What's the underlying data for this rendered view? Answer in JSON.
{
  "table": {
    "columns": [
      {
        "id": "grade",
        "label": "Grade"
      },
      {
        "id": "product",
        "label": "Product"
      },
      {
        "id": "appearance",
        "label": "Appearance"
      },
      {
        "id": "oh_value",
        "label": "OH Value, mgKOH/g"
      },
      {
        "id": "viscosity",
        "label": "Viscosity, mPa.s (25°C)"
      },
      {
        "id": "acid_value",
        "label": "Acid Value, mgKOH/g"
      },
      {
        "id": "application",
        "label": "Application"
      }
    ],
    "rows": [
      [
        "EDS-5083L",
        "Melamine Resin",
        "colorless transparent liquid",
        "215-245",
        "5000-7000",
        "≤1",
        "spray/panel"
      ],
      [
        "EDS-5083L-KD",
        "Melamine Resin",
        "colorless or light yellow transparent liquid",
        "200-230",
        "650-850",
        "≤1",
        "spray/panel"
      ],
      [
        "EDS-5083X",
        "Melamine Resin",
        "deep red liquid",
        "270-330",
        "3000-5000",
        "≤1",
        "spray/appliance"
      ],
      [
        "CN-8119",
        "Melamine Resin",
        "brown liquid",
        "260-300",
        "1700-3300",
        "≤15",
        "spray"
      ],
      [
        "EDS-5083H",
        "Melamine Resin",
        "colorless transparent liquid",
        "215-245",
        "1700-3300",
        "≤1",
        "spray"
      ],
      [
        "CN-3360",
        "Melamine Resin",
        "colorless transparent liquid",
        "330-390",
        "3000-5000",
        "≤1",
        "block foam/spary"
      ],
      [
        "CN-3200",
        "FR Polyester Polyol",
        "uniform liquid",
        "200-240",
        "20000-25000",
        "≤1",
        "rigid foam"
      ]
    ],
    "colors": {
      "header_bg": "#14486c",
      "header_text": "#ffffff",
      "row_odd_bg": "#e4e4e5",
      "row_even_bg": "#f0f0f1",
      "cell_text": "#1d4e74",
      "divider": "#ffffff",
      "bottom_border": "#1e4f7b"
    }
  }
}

■ The task ■
Each line of the material should be duplicated exactly, please.

■ Correct response ■
What's the underlying data for this rendered view? Answer in JSON.
{
  "table": {
    "columns": [
      {
        "id": "grade",
        "label": "Grade"
      },
      {
        "id": "product",
        "label": "Product"
      },
      {
        "id": "appearance",
        "label": "Appearance"
      },
      {
        "id": "oh_value",
        "label": "OH Value, mgKOH/g"
      },
      {
        "id": "viscosity",
        "label": "Viscosity, mPa.s (25°C)"
      },
      {
        "id": "acid_value",
        "label": "Acid Value, mgKOH/g"
      },
      {
        "id": "application",
        "label": "Application"
      }
    ],
    "rows": [
      [
        "EDS-5083L",
        "Melamine Resin",
        "colorless transparent liquid",
        "215-245",
        "5000-7000",
        "≤1",
        "spray/panel"
      ],
      [
        "EDS-5083L-KD",
        "Melamine Resin",
        "colorless or light yellow transparent liquid",
        "200-230",
        "650-850",
        "≤1",
        "spray/panel"
      ],
      [
        "EDS-5083X",
        "Melamine Resin",
        "deep red liquid",
        "270-330",
        "3000-5000",
        "≤1",
        "spray/appliance"
      ],
      [
        "CN-8119",
        "Melamine Resin",
        "brown liquid",
        "260-300",
        "1700-3300",
        "≤15",
        "spray"
      ],
      [
        "EDS-5083H",
        "Melamine Resin",
        "colorless transparent liquid",
        "215-245",
        "1700-3300",
        "≤1",
        "spray"
      ],
      [
        "CN-3360",
        "Melamine Resin",
        "colorless transparent liquid",
        "330-390",
        "3000-5000",
        "≤1",
        "block foam/spary"
      ],
      [
        "CN-3200",
        "FR Polyester Polyol",
        "uniform liquid",
        "200-240",
        "20000-25000",
        "≤1",
        "rigid foam"
      ]
    ],
    "colors": {
      "header_bg": "#14486c",
      "header_text": "#ffffff",
      "row_odd_bg": "#e4e4e5",
      "row_even_bg": "#f0f0f1",
      "cell_text": "#1d4e74",
      "divider": "#ffffff",
      "bottom_border": "#1e4f7b"
    }
  }
}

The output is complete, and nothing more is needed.